ZIEL: Stelle die Zeilen der folgenden Auflistung als nummerierte Liste dar und lass dabei Leerzeilen weg.

ZU VERARBEITENDE DATEN:

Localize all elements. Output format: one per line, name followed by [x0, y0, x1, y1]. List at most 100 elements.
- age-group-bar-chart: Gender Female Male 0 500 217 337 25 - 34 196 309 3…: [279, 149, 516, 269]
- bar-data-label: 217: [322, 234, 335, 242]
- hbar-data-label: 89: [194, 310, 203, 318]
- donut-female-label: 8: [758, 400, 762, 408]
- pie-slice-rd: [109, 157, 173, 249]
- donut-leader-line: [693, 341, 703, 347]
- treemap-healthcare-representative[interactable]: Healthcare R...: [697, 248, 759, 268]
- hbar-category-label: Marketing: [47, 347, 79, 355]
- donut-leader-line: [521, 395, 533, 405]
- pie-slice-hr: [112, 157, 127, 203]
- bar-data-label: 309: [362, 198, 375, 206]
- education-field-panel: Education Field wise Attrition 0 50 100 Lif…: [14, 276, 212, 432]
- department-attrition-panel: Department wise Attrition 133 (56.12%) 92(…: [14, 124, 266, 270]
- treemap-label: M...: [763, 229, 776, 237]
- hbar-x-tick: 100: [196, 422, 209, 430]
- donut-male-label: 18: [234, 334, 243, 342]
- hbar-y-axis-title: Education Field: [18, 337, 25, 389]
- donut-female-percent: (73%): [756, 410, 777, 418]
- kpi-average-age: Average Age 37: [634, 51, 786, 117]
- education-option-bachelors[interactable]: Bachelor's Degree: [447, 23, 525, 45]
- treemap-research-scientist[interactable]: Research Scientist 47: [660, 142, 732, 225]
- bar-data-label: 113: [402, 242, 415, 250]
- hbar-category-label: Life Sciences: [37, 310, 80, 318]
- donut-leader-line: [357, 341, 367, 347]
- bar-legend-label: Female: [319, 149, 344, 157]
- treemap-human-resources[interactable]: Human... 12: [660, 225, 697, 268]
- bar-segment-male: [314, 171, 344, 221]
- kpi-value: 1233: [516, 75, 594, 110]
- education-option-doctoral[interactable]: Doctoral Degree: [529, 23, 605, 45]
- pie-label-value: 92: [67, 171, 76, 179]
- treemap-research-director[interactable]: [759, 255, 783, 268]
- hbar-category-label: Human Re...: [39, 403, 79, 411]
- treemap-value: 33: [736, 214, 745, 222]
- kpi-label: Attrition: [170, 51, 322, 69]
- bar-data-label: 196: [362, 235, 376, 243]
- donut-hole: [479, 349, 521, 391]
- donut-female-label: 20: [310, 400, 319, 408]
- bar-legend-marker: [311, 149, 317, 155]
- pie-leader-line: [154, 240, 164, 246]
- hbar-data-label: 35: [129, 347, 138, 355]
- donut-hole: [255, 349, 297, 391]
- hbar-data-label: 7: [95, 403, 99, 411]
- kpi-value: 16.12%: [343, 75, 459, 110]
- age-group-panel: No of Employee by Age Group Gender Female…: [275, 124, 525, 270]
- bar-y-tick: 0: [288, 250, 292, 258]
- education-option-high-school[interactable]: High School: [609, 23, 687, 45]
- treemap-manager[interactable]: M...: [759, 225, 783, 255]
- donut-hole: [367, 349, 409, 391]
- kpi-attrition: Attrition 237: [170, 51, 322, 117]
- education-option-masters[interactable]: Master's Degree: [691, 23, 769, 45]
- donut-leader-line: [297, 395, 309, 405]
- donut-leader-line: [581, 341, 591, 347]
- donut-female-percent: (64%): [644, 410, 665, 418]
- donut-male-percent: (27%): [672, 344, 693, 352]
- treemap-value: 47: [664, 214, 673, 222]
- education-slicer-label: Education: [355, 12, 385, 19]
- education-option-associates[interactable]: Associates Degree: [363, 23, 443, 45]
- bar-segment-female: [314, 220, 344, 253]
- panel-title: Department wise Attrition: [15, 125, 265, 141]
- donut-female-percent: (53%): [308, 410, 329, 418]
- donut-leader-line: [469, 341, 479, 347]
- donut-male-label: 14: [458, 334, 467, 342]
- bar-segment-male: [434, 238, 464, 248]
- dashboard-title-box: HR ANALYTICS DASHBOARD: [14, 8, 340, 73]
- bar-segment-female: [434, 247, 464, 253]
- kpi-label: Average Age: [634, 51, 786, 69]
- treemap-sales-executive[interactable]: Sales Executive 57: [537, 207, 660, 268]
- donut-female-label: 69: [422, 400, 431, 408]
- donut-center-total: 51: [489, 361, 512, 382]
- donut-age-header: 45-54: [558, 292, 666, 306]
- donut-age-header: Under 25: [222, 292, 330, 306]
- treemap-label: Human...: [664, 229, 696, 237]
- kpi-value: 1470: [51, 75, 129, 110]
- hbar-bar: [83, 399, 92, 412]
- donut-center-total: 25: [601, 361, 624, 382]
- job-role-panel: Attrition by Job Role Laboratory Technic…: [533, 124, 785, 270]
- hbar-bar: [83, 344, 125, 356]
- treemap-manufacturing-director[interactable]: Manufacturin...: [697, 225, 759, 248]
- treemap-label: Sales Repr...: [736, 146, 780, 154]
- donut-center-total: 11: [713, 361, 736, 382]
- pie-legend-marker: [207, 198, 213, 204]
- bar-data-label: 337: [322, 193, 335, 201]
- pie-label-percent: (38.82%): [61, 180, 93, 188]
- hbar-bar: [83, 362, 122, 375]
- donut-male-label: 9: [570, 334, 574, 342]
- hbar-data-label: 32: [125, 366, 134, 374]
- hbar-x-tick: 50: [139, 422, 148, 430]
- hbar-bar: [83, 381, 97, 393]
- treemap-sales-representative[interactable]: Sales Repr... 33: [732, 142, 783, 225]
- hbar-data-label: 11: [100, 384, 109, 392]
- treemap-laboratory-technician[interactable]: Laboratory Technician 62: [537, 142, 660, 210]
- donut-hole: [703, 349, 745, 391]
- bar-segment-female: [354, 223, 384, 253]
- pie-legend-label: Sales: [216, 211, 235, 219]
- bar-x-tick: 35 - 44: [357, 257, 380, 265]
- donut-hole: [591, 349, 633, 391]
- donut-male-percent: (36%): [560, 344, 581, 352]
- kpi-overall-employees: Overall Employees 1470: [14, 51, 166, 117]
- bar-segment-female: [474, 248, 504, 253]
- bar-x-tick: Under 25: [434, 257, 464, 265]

ANTWORT ZUR AUFGABE:
1. Localize all elements. Output format: one per line, name followed by [x0, y0, x1, y1]. List at most 100 elements.
2. - age-group-bar-chart: Gender Female Male 0 500 217 337 25 - 34 196 309 3…: [279, 149, 516, 269]
3. - bar-data-label: 217: [322, 234, 335, 242]
4. - hbar-data-label: 89: [194, 310, 203, 318]
5. - donut-female-label: 8: [758, 400, 762, 408]
6. - pie-slice-rd: [109, 157, 173, 249]
7. - donut-leader-line: [693, 341, 703, 347]
8. - treemap-healthcare-representative[interactable]: Healthcare R...: [697, 248, 759, 268]
9. - hbar-category-label: Marketing: [47, 347, 79, 355]
10. - donut-leader-line: [521, 395, 533, 405]
11. - pie-slice-hr: [112, 157, 127, 203]
12. - bar-data-label: 309: [362, 198, 375, 206]
13. - education-field-panel: Education Field wise Attrition 0 50 100 Lif…: [14, 276, 212, 432]
14. - department-attrition-panel: Department wise Attrition 133 (56.12%) 92(…: [14, 124, 266, 270]
15. - treemap-label: M...: [763, 229, 776, 237]
16. - hbar-x-tick: 100: [196, 422, 209, 430]
17. - donut-male-label: 18: [234, 334, 243, 342]
18. - hbar-y-axis-title: Education Field: [18, 337, 25, 389]
19. - donut-female-percent: (73%): [756, 410, 777, 418]
20. - kpi-average-age: Average Age 37: [634, 51, 786, 117]
21. - education-option-bachelors[interactable]: Bachelor's Degree: [447, 23, 525, 45]
22. - treemap-research-scientist[interactable]: Research Scientist 47: [660, 142, 732, 225]
23. - bar-data-label: 113: [402, 242, 415, 250]
24. - hbar-category-label: Life Sciences: [37, 310, 80, 318]
25. - donut-leader-line: [357, 341, 367, 347]
26. - bar-legend-label: Female: [319, 149, 344, 157]
27. - treemap-human-resources[interactable]: Human... 12: [660, 225, 697, 268]
28. - bar-segment-male: [314, 171, 344, 221]
29. - kpi-value: 1233: [516, 75, 594, 110]
30. - education-option-doctoral[interactable]: Doctoral Degree: [529, 23, 605, 45]
31. - pie-label-value: 92: [67, 171, 76, 179]
32. - treemap-research-director[interactable]: [759, 255, 783, 268]
33. - hbar-category-label: Human Re...: [39, 403, 79, 411]
34. - treemap-value: 33: [736, 214, 745, 222]
35. - kpi-label: Attrition: [170, 51, 322, 69]
36. - bar-data-label: 196: [362, 235, 376, 243]
37. - donut-hole: [479, 349, 521, 391]
38. - donut-female-label: 20: [310, 400, 319, 408]
39. - bar-legend-marker: [311, 149, 317, 155]
40. - pie-leader-line: [154, 240, 164, 246]
41. - hbar-data-label: 35: [129, 347, 138, 355]
42. - donut-hole: [255, 349, 297, 391]
43. - hbar-data-label: 7: [95, 403, 99, 411]
44. - kpi-value: 16.12%: [343, 75, 459, 110]
45. - age-group-panel: No of Employee by Age Group Gender Female…: [275, 124, 525, 270]
46. - bar-y-tick: 0: [288, 250, 292, 258]
47. - education-option-high-school[interactable]: High School: [609, 23, 687, 45]
48. - treemap-manager[interactable]: M...: [759, 225, 783, 255]
49. - donut-hole: [367, 349, 409, 391]
50. - kpi-attrition: Attrition 237: [170, 51, 322, 117]
51. - education-option-masters[interactable]: Master's Degree: [691, 23, 769, 45]
52. - donut-leader-line: [297, 395, 309, 405]
53. - donut-leader-line: [581, 341, 591, 347]
54. - donut-female-percent: (64%): [644, 410, 665, 418]
55. - donut-male-percent: (27%): [672, 344, 693, 352]
56. - treemap-value: 47: [664, 214, 673, 222]
57. - education-slicer-label: Education: [355, 12, 385, 19]
58. - education-option-associates[interactable]: Associates Degree: [363, 23, 443, 45]
59. - bar-segment-female: [314, 220, 344, 253]
60. - panel-title: Department wise Attrition: [15, 125, 265, 141]
61. - donut-female-percent: (53%): [308, 410, 329, 418]
62. - donut-leader-line: [469, 341, 479, 347]
63. - donut-male-label: 14: [458, 334, 467, 342]
64. - bar-segment-male: [434, 238, 464, 248]
65. - dashboard-title-box: HR ANALYTICS DASHBOARD: [14, 8, 340, 73]
66. - bar-segment-female: [434, 247, 464, 253]
67. - kpi-label: Average Age: [634, 51, 786, 69]
68. - treemap-sales-executive[interactable]: Sales Executive 57: [537, 207, 660, 268]
69. - donut-female-label: 69: [422, 400, 431, 408]
70. - donut-center-total: 51: [489, 361, 512, 382]
71. - donut-age-header: 45-54: [558, 292, 666, 306]
72. - donut-age-header: Under 25: [222, 292, 330, 306]
73. - treemap-label: Human...: [664, 229, 696, 237]
74. - kpi-value: 1470: [51, 75, 129, 110]
75. - hbar-bar: [83, 399, 92, 412]
76. - donut-center-total: 25: [601, 361, 624, 382]
77. - job-role-panel: Attrition by Job Role Laboratory Technic…: [533, 124, 785, 270]
78. - hbar-bar: [83, 344, 125, 356]
79. - treemap-manufacturing-director[interactable]: Manufacturin...: [697, 225, 759, 248]
80. - treemap-label: Sales Repr...: [736, 146, 780, 154]
81. - donut-center-total: 11: [713, 361, 736, 382]
82. - pie-legend-marker: [207, 198, 213, 204]
83. - bar-data-label: 337: [322, 193, 335, 201]
84. - pie-label-percent: (38.82%): [61, 180, 93, 188]
85. - hbar-bar: [83, 362, 122, 375]
86. - donut-male-label: 9: [570, 334, 574, 342]
87. - hbar-data-label: 32: [125, 366, 134, 374]
88. - hbar-x-tick: 50: [139, 422, 148, 430]
89. - hbar-bar: [83, 381, 97, 393]
90. - treemap-sales-representative[interactable]: Sales Repr... 33: [732, 142, 783, 225]
91. - hbar-data-label: 11: [100, 384, 109, 392]
92. - treemap-laboratory-technician[interactable]: Laboratory Technician 62: [537, 142, 660, 210]
93. - donut-hole: [703, 349, 745, 391]
94. - bar-segment-female: [354, 223, 384, 253]
95. - pie-legend-label: Sales: [216, 211, 235, 219]
96. - bar-x-tick: 35 - 44: [357, 257, 380, 265]
97. - donut-hole: [591, 349, 633, 391]
98. - donut-male-percent: (36%): [560, 344, 581, 352]
99. - kpi-overall-employees: Overall Employees 1470: [14, 51, 166, 117]
100. - bar-segment-female: [474, 248, 504, 253]
101. - bar-x-tick: Under 25: [434, 257, 464, 265]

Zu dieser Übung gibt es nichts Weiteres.